Items listed in a dataset
───

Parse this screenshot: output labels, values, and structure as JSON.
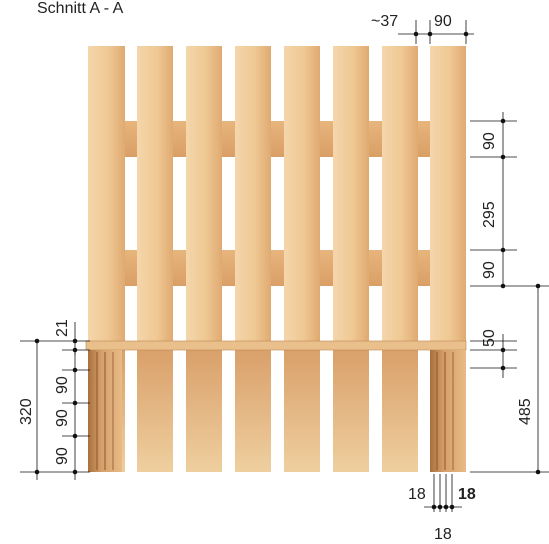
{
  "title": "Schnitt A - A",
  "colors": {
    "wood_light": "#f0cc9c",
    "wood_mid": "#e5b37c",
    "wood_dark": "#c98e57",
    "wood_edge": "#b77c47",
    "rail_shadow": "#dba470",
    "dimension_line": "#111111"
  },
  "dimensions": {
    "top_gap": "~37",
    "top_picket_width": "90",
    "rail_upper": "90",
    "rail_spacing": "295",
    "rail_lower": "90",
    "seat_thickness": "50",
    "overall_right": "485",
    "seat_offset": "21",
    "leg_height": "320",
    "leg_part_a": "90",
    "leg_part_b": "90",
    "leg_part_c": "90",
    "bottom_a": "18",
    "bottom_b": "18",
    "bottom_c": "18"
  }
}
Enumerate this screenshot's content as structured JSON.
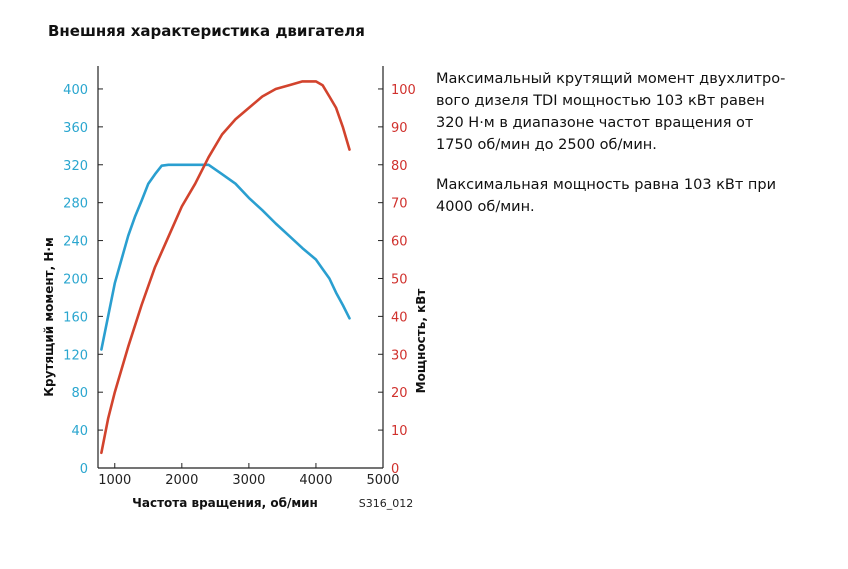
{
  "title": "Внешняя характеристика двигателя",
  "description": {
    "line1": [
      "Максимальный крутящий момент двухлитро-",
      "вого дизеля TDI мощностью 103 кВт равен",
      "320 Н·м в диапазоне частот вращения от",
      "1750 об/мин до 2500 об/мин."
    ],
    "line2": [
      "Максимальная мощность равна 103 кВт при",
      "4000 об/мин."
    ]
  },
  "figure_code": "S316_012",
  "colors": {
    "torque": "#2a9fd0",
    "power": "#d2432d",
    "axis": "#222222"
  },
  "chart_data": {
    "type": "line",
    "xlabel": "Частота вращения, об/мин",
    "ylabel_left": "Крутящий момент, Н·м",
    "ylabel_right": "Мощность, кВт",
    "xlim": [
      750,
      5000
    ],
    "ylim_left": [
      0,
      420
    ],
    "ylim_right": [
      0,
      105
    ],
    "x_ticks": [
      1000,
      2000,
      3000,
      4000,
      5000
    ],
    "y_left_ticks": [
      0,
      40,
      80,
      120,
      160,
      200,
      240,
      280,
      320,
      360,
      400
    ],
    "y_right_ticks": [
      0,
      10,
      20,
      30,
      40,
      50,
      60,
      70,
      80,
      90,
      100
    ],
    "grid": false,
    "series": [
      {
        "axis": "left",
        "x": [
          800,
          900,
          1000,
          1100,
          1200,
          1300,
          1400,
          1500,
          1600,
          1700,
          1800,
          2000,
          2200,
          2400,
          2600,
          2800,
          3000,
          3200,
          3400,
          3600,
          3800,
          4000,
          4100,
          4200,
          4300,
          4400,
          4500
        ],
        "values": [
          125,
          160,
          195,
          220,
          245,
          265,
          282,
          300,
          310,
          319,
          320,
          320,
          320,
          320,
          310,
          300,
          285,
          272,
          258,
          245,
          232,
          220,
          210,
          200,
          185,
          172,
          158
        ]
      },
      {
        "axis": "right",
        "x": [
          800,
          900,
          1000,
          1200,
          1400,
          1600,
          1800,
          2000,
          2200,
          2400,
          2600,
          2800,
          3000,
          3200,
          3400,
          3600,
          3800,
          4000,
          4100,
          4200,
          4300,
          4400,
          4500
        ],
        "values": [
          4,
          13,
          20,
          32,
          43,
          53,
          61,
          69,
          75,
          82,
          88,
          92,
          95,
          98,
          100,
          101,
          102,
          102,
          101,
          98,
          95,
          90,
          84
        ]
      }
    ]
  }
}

───

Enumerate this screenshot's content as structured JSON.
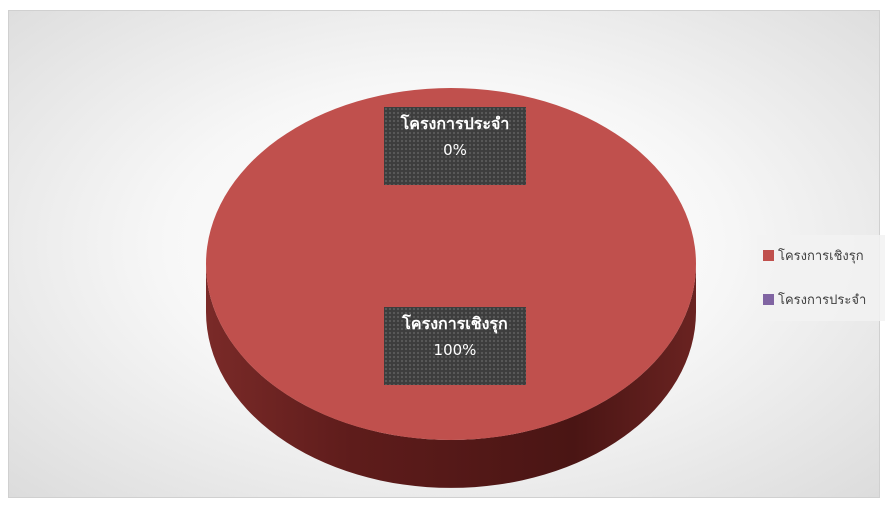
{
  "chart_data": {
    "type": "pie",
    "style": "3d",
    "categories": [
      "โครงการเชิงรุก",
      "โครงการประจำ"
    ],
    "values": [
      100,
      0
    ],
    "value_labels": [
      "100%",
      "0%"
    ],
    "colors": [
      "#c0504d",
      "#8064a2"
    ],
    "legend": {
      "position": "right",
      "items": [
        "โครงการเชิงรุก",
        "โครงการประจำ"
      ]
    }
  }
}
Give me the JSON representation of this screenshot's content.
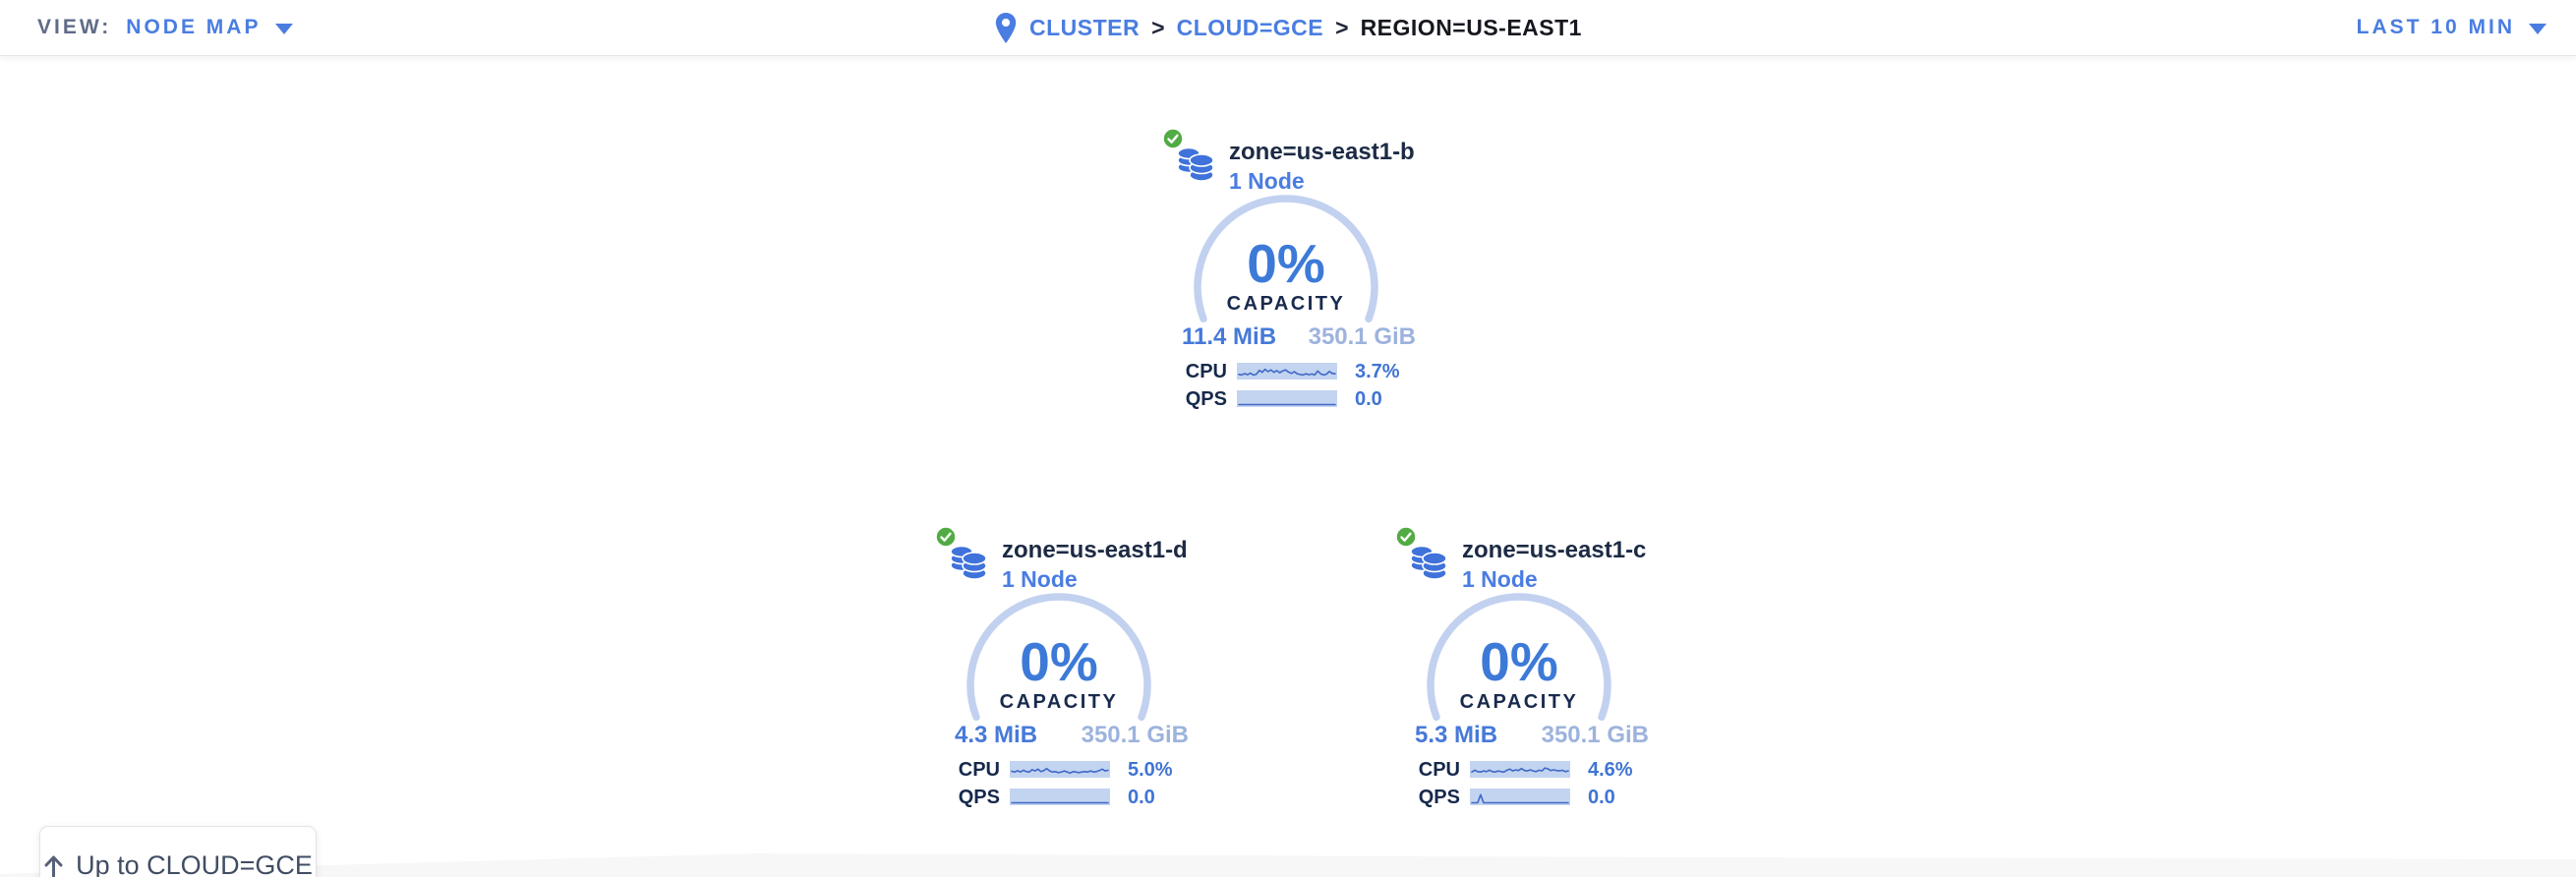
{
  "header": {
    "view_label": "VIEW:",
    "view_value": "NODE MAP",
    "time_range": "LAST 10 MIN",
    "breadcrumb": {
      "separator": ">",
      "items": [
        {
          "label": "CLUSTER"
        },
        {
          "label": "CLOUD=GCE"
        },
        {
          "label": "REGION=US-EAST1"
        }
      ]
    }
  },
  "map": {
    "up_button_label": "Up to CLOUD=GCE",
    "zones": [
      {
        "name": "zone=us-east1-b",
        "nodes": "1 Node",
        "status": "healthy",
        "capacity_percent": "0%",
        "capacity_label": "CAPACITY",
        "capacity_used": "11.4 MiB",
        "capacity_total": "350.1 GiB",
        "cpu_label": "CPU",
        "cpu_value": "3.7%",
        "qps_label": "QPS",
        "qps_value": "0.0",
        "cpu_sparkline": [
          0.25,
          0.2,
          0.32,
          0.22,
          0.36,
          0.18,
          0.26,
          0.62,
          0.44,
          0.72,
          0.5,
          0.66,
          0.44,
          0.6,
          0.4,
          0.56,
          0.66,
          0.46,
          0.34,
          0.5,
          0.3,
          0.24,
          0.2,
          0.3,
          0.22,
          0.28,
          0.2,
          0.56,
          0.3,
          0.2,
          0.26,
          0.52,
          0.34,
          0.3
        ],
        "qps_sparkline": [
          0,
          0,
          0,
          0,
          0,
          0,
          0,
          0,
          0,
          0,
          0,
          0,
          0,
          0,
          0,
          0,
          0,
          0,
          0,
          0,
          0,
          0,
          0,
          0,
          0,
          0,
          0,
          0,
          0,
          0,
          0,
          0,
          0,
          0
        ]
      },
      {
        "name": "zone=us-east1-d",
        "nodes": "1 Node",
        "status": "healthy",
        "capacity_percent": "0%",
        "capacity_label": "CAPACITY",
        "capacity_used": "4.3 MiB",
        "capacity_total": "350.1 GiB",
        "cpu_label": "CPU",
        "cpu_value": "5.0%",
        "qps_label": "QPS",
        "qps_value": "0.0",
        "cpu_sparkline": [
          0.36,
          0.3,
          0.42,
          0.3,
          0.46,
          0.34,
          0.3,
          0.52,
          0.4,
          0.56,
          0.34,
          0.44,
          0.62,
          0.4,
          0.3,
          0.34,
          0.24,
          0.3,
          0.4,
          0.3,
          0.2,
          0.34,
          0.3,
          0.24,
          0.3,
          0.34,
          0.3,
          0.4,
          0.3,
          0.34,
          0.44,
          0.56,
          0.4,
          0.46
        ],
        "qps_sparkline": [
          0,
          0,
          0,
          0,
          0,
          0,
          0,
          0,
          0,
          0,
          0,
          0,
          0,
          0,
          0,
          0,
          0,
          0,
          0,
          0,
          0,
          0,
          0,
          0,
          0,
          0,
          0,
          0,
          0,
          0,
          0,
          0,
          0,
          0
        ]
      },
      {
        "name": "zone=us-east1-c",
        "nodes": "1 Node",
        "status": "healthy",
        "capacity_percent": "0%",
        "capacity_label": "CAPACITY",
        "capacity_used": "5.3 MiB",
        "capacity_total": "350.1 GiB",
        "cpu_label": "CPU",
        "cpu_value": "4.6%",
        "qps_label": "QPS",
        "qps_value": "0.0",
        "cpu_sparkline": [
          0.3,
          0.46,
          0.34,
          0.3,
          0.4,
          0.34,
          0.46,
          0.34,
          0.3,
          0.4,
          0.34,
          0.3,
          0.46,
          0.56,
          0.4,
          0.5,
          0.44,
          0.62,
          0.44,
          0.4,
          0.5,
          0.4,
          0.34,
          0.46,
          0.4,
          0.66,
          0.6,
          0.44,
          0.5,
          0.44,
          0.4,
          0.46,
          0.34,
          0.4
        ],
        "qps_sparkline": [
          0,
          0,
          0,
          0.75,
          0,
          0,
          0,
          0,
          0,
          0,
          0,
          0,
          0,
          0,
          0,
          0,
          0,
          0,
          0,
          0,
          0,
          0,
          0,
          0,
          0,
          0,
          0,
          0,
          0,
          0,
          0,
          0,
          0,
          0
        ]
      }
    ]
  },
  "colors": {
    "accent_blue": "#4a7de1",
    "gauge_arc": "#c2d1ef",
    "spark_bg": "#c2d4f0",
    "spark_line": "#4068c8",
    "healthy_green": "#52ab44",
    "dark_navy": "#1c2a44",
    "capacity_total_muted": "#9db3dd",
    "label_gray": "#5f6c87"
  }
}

───

*Task brief*.
Filter for "this". Return all lines that hold it.

*Task output*.
Parse this screenshot: output labels, values, and structure as JSON.
Enumerate this screenshot's content as structured JSON.
Enumerate this screenshot's content as structured JSON.
Give me the JSON representation of this screenshot's content.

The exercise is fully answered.